#### READING PASSAGE:
One of the key synchronisms of the conventional Hittite chronology is the letter from Suppiluliumas I to Akhenaten in the EA letters. (EA 41)   There is also an Aziru in the EA letters, and the archives at Hattusa yielded a series of treaties between Suppiluliumas I and his descendants with an Aziru and his descendants.  Therefore, it has been assumed by scholars that these are the same people, and therefore Suppiluliuma I was contemporary with Akhenaten, and his sons and grandsons Mursilis II, Muwatalis II, and Hattusilis III must have lived during and immediately after the Amarna Era.  


However, as we demonstrated in Chapters 9 and 15, it is impossible to place Seti of Dynasty 19 immediately after the end of the Amarna Era.  Multiple lines of evidence show that at least 225 years passed from the accession of Amenhotep IV/Akhenaten to the death of Amenophis/Taharqa in 664 BC.  


These include:


Manetho lists 6-8 kings of Dynasty 18 between Orus/Akhenaten and Seti.
The 400 Year Stele places four centuries between year 18 of Ahmose I (1063 BC) and Seti’s conquest of Thebes. (663 BC)
Josephus gives 393 years from the first expulsion of the Hyksos to the arrival of Sethos (670 BC)
The 22nd Dynasty clearly ascends 120 years above the reign of Shoshenq III, putting its beginning between 841 and 811 BC.
The Biblical text gives 390 years from the death of Solomon to the destruction of Jerusalem by Nebuchadnezzar, which is confirmed by the king list of Judah.  We’ve shown this occurred in year 37 of Rameses II.  This requires roughly four centuries between Thutmose III and Rameses II.

For the reasons above, it is impossible for the Suppiluliumas who wrote EA41 to Akhenaten to have been the grandfather of Hattusilis III who made the Treaty of Kadesh with Rameses II. Therefore the Suppiluliumas who corresponded with Akhenaten and Shatti-waza cannot be the same man as Suppiluliumas I.

The conventional chronology places these four eras of the city of Hattusa from 2,200 to 1,178 BC.  Early excavations of Hattusa led archaeologists to believe that this civilization flourished in the 9th to 6th centuries BC.  However, the discovery of the Treaty of Kadesh between Hattusilis III and Rameses II caused them to move the Hittites into the second millennium, because that is when they believed Rameses II lived.  Thus the normal means of archaeology suggested a much more recent date for the Hittites; but, the chronology of Egypt trumped what their eyes were telling them.

[Element and region listings]

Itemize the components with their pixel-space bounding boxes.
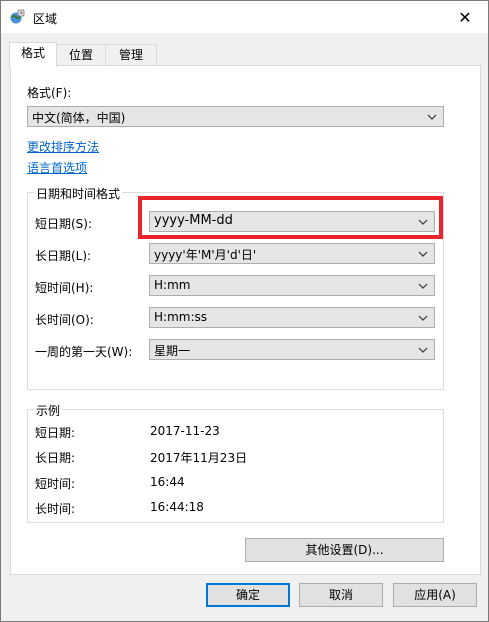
format-label: 格式(F): bbox=[27, 86, 72, 100]
first-day-of-week-value: 星期一 bbox=[154, 344, 191, 358]
tab-location[interactable]: 位置 bbox=[55, 44, 107, 66]
ok-button[interactable]: 确定 bbox=[206, 583, 290, 607]
chevron-down-icon bbox=[418, 347, 428, 353]
examples-group: 示例 bbox=[27, 402, 444, 523]
cancel-button[interactable]: 取消 bbox=[299, 583, 383, 607]
long-date-value: yyyy'年'M'月'd'日' bbox=[154, 248, 257, 262]
tab-format[interactable]: 格式 bbox=[9, 42, 57, 67]
example-long-time-label: 长时间: bbox=[35, 502, 76, 516]
first-day-of-week-label: 一周的第一天(W): bbox=[35, 345, 133, 359]
apply-button[interactable]: 应用(A) bbox=[393, 583, 477, 607]
short-time-select[interactable]: H:mm bbox=[149, 275, 435, 296]
close-button[interactable]: ✕ bbox=[442, 1, 488, 33]
chevron-down-icon bbox=[427, 114, 437, 120]
example-long-time-value: 16:44:18 bbox=[150, 500, 204, 514]
window-title: 区域 bbox=[33, 12, 58, 26]
chevron-down-icon bbox=[418, 315, 428, 321]
long-time-value: H:mm:ss bbox=[154, 310, 207, 324]
format-tab-panel: 格式(F): 中文(简体，中国) 更改排序方法 语言首选项 日期和时间格式 短日… bbox=[10, 65, 481, 575]
examples-group-title: 示例 bbox=[34, 402, 63, 419]
format-select[interactable]: 中文(简体，中国) bbox=[27, 106, 444, 127]
example-long-date-value: 2017年11月23日 bbox=[150, 451, 248, 465]
region-globe-icon bbox=[9, 9, 25, 25]
long-time-select[interactable]: H:mm:ss bbox=[149, 307, 435, 328]
example-long-date-label: 长日期: bbox=[35, 451, 76, 465]
example-short-time-label: 短时间: bbox=[35, 477, 76, 491]
example-short-date-value: 2017-11-23 bbox=[150, 424, 220, 438]
other-settings-button[interactable]: 其他设置(D)... bbox=[245, 538, 444, 562]
region-dialog: 区域 ✕ 格式 位置 管理 格式(F): 中文(简体，中国) 更改排序方法 语言… bbox=[0, 0, 489, 622]
long-time-label: 长时间(O): bbox=[35, 313, 94, 327]
datetime-group-title: 日期和时间格式 bbox=[34, 185, 123, 202]
short-date-label: 短日期(S): bbox=[35, 217, 93, 231]
chevron-down-icon bbox=[418, 251, 428, 257]
change-sort-link[interactable]: 更改排序方法 bbox=[27, 138, 99, 155]
short-time-label: 短时间(H): bbox=[35, 281, 94, 295]
long-date-label: 长日期(L): bbox=[35, 249, 92, 263]
short-time-value: H:mm bbox=[154, 278, 191, 292]
language-preferences-link[interactable]: 语言首选项 bbox=[27, 159, 87, 176]
first-day-of-week-select[interactable]: 星期一 bbox=[149, 339, 435, 360]
long-date-select[interactable]: yyyy'年'M'月'd'日' bbox=[149, 243, 435, 264]
example-short-time-value: 16:44 bbox=[150, 475, 185, 489]
example-short-date-label: 短日期: bbox=[35, 426, 76, 440]
highlight-box bbox=[138, 196, 443, 239]
tab-administrative[interactable]: 管理 bbox=[105, 44, 157, 66]
format-select-value: 中文(简体，中国) bbox=[32, 111, 126, 125]
close-icon: ✕ bbox=[458, 7, 472, 27]
chevron-down-icon bbox=[418, 283, 428, 289]
title-bar: 区域 ✕ bbox=[1, 1, 488, 33]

#### STATED EXERCISE 1:
In the passage on Hittite chronology, why did archaeologists move the Hittites into the second millennium despite early excavations of Hattusa suggesting the 9th to 6th centuries BC?
#### STATED EXERCISE 2:
Return the passage on Hittite chronology from "Manetho lists 6-8" to "Thebes. (663 BC)".

#### WRITTEN REPLY 1:
They found the Treaty of Kadesh between Hattusilis III and Rameses II, and they believed Rameses II lived in the second millennium. So they moved the Hittites to match that date for Rameses II.

#### WRITTEN REPLY 2:
Manetho lists 6-8 kings of Dynasty 18 between Orus/Akhenaten and Seti.
The 400 Year Stele places four centuries between year 18 of Ahmose I (1063 BC) and Seti’s conquest of Thebes. (663 BC)